Extracted data:
>> start

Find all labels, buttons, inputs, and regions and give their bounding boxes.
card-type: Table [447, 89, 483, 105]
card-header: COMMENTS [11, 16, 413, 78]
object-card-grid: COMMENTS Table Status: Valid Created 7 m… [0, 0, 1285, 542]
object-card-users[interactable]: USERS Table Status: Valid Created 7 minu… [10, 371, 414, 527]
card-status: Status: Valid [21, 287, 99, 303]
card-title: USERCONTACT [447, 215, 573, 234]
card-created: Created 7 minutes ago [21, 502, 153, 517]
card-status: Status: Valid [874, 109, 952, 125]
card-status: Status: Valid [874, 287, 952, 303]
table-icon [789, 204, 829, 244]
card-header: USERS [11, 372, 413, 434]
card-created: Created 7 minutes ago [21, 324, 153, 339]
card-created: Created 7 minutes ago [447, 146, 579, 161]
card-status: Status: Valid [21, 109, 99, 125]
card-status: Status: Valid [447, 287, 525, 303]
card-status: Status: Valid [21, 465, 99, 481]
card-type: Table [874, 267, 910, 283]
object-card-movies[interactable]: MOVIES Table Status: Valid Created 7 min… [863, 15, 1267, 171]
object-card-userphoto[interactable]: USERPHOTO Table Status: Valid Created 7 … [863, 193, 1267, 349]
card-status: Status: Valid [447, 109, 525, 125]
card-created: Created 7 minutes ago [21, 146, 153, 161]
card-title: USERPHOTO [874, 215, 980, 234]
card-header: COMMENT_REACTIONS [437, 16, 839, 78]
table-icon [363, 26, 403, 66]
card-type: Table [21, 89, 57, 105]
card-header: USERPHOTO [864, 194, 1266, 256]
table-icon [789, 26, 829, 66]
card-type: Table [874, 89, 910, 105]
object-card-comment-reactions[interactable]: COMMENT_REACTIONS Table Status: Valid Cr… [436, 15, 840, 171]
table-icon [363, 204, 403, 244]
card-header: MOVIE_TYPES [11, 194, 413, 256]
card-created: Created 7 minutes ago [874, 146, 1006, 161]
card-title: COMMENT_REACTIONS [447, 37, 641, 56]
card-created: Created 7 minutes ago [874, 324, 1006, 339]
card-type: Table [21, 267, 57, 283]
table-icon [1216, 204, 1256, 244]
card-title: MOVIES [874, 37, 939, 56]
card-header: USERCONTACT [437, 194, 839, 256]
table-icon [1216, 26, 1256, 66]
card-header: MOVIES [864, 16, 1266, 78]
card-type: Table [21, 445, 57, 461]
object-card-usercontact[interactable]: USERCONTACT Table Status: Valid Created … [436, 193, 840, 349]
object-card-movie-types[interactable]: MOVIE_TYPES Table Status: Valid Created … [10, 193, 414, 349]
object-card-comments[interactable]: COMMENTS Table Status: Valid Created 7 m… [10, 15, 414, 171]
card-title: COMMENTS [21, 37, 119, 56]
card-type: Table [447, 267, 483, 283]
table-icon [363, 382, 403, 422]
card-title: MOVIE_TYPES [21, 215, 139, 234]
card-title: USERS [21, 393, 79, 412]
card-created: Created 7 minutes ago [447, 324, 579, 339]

>> end

▸ **Goal**: Extract every line of the data above and reproduce each one character for character.

▸ **Correct answer**:
Find all labels, buttons, inputs, and regions and give their bounding boxes.
card-type: Table [447, 89, 483, 105]
card-header: COMMENTS [11, 16, 413, 78]
object-card-grid: COMMENTS Table Status: Valid Created 7 m… [0, 0, 1285, 542]
object-card-users[interactable]: USERS Table Status: Valid Created 7 minu… [10, 371, 414, 527]
card-status: Status: Valid [21, 287, 99, 303]
card-title: USERCONTACT [447, 215, 573, 234]
card-created: Created 7 minutes ago [21, 502, 153, 517]
card-status: Status: Valid [874, 109, 952, 125]
card-status: Status: Valid [874, 287, 952, 303]
table-icon [789, 204, 829, 244]
card-header: USERS [11, 372, 413, 434]
card-created: Created 7 minutes ago [21, 324, 153, 339]
card-created: Created 7 minutes ago [447, 146, 579, 161]
card-status: Status: Valid [21, 109, 99, 125]
card-status: Status: Valid [447, 287, 525, 303]
card-status: Status: Valid [21, 465, 99, 481]
card-type: Table [874, 267, 910, 283]
object-card-movies[interactable]: MOVIES Table Status: Valid Created 7 min… [863, 15, 1267, 171]
object-card-userphoto[interactable]: USERPHOTO Table Status: Valid Created 7 … [863, 193, 1267, 349]
card-status: Status: Valid [447, 109, 525, 125]
card-created: Created 7 minutes ago [21, 146, 153, 161]
card-title: USERPHOTO [874, 215, 980, 234]
card-header: COMMENT_REACTIONS [437, 16, 839, 78]
table-icon [363, 26, 403, 66]
card-type: Table [21, 89, 57, 105]
card-header: USERPHOTO [864, 194, 1266, 256]
table-icon [789, 26, 829, 66]
card-type: Table [874, 89, 910, 105]
object-card-comment-reactions[interactable]: COMMENT_REACTIONS Table Status: Valid Cr… [436, 15, 840, 171]
table-icon [363, 204, 403, 244]
card-header: MOVIE_TYPES [11, 194, 413, 256]
card-created: Created 7 minutes ago [874, 146, 1006, 161]
card-title: COMMENT_REACTIONS [447, 37, 641, 56]
card-created: Created 7 minutes ago [874, 324, 1006, 339]
card-type: Table [21, 267, 57, 283]
table-icon [1216, 204, 1256, 244]
card-title: MOVIES [874, 37, 939, 56]
card-header: USERCONTACT [437, 194, 839, 256]
table-icon [1216, 26, 1256, 66]
card-header: MOVIES [864, 16, 1266, 78]
card-type: Table [21, 445, 57, 461]
object-card-usercontact[interactable]: USERCONTACT Table Status: Valid Created … [436, 193, 840, 349]
object-card-movie-types[interactable]: MOVIE_TYPES Table Status: Valid Created … [10, 193, 414, 349]
object-card-comments[interactable]: COMMENTS Table Status: Valid Created 7 m… [10, 15, 414, 171]
card-title: COMMENTS [21, 37, 119, 56]
card-type: Table [447, 267, 483, 283]
table-icon [363, 382, 403, 422]
card-title: MOVIE_TYPES [21, 215, 139, 234]
card-title: USERS [21, 393, 79, 412]
card-created: Created 7 minutes ago [447, 324, 579, 339]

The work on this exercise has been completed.